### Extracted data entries
◆ ◆ ◆ ◆ ◆ ◆ ◆

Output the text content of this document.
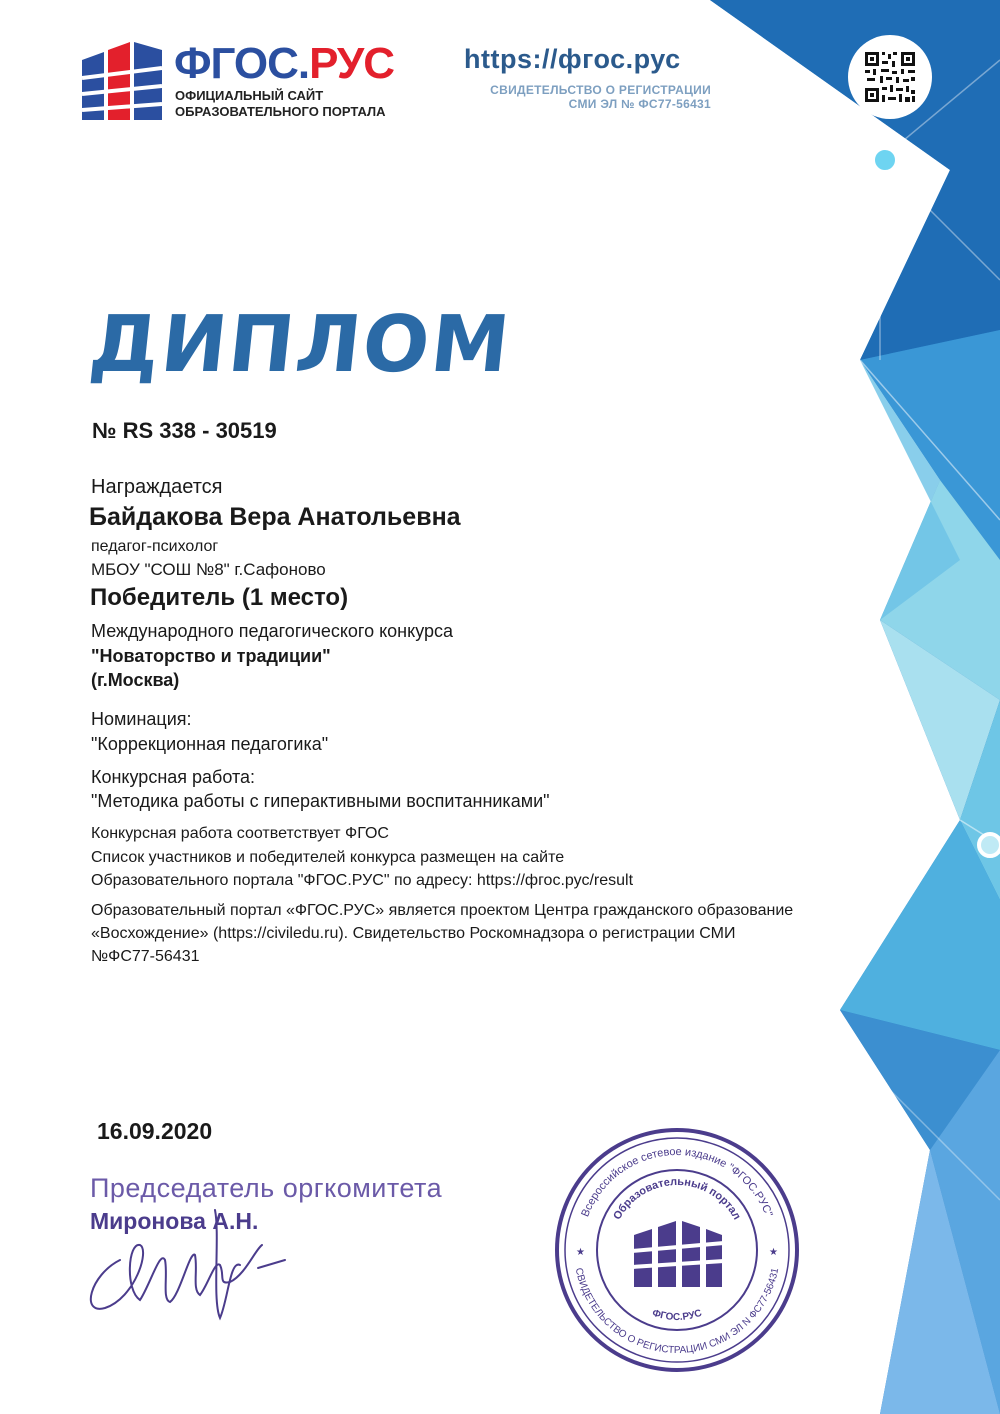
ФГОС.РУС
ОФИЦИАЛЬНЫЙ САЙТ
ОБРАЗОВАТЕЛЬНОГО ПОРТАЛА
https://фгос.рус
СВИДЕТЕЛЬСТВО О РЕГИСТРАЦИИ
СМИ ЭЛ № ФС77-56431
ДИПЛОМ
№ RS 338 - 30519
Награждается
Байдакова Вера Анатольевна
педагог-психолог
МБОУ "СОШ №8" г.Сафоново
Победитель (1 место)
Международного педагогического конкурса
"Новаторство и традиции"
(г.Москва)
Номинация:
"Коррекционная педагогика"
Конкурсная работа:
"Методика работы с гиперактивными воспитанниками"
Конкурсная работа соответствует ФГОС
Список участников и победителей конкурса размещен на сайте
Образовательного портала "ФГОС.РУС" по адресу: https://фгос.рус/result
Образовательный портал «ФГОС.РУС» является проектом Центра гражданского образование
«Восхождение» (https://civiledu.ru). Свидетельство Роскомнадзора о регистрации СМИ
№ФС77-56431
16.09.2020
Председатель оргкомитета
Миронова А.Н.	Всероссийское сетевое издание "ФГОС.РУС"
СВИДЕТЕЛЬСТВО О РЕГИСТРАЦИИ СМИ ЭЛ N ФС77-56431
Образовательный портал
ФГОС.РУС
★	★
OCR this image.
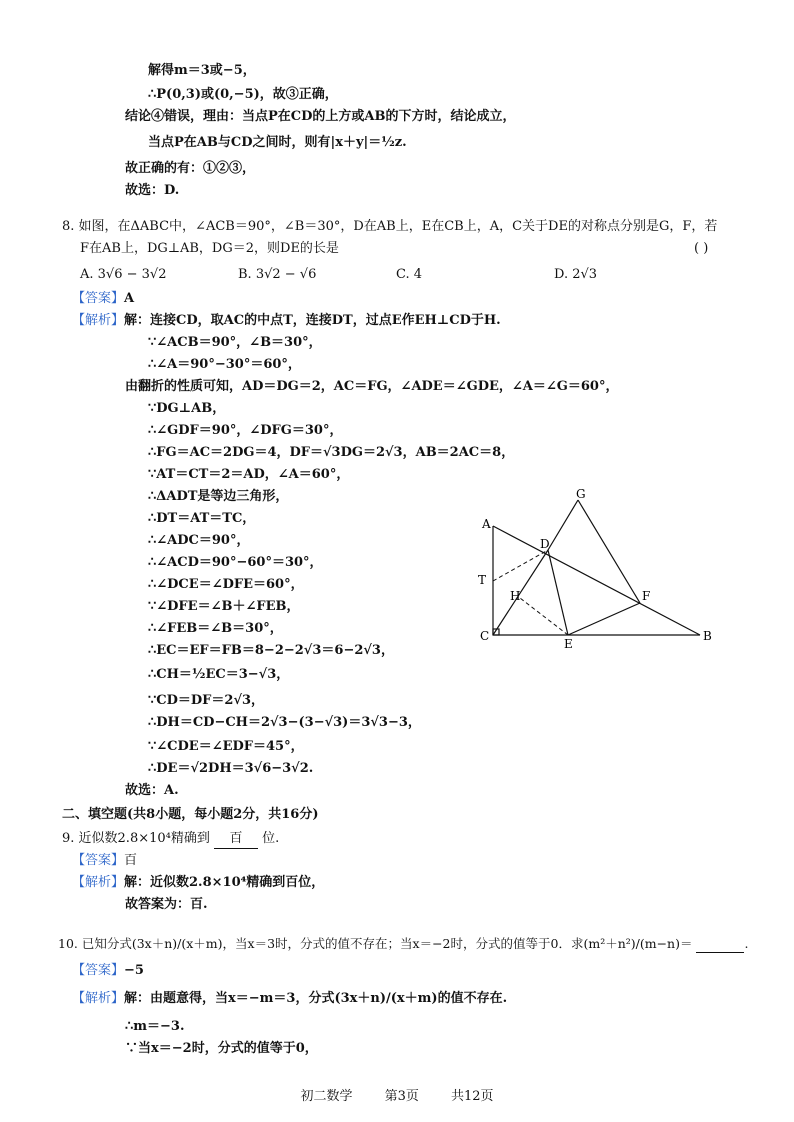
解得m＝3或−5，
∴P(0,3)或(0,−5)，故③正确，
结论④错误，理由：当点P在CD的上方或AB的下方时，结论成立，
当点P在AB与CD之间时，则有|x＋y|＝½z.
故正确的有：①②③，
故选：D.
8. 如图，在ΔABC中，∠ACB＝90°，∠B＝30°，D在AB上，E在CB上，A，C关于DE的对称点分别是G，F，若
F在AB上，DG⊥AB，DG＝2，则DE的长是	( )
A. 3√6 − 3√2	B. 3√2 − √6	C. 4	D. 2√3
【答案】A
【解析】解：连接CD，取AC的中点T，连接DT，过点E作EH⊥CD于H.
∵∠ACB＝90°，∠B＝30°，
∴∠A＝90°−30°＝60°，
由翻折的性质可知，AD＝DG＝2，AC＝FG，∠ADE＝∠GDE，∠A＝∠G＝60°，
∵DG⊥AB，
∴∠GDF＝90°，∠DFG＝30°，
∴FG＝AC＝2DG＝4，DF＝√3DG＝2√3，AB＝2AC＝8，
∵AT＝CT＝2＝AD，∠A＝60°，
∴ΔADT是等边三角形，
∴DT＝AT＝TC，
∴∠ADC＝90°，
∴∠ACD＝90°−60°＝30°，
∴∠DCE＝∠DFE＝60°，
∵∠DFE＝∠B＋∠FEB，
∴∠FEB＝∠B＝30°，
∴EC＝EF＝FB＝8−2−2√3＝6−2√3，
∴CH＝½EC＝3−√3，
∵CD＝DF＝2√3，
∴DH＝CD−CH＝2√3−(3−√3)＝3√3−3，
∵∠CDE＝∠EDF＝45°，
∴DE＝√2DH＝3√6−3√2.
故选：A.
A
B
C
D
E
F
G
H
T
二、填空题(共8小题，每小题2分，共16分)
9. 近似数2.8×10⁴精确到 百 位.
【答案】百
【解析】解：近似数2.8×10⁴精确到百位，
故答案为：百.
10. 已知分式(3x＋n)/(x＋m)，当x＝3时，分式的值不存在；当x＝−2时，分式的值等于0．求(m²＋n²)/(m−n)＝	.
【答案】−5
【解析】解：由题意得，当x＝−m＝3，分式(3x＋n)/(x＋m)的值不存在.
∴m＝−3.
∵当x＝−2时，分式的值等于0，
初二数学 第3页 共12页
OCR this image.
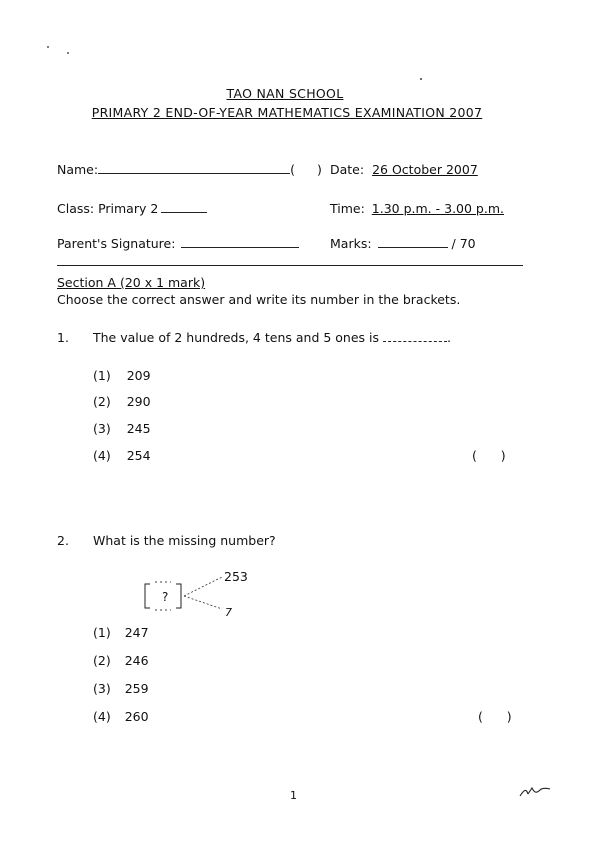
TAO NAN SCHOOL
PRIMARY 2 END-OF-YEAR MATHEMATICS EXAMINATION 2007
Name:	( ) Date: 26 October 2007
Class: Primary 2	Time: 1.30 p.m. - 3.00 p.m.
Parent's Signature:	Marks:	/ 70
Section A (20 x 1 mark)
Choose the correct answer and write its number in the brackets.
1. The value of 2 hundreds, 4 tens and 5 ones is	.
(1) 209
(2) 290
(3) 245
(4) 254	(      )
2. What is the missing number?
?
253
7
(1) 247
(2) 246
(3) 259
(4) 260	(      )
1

◆ ◆ ◆ ◆ ◆ ◆ ◆

### OBJECTIVE
Gather every line from the entries above where the word "работа" appears, and copy them.

### REPLY TO THE EXERCISE
Конкурсная работа:
Конкурсная работа соответствует ФГОС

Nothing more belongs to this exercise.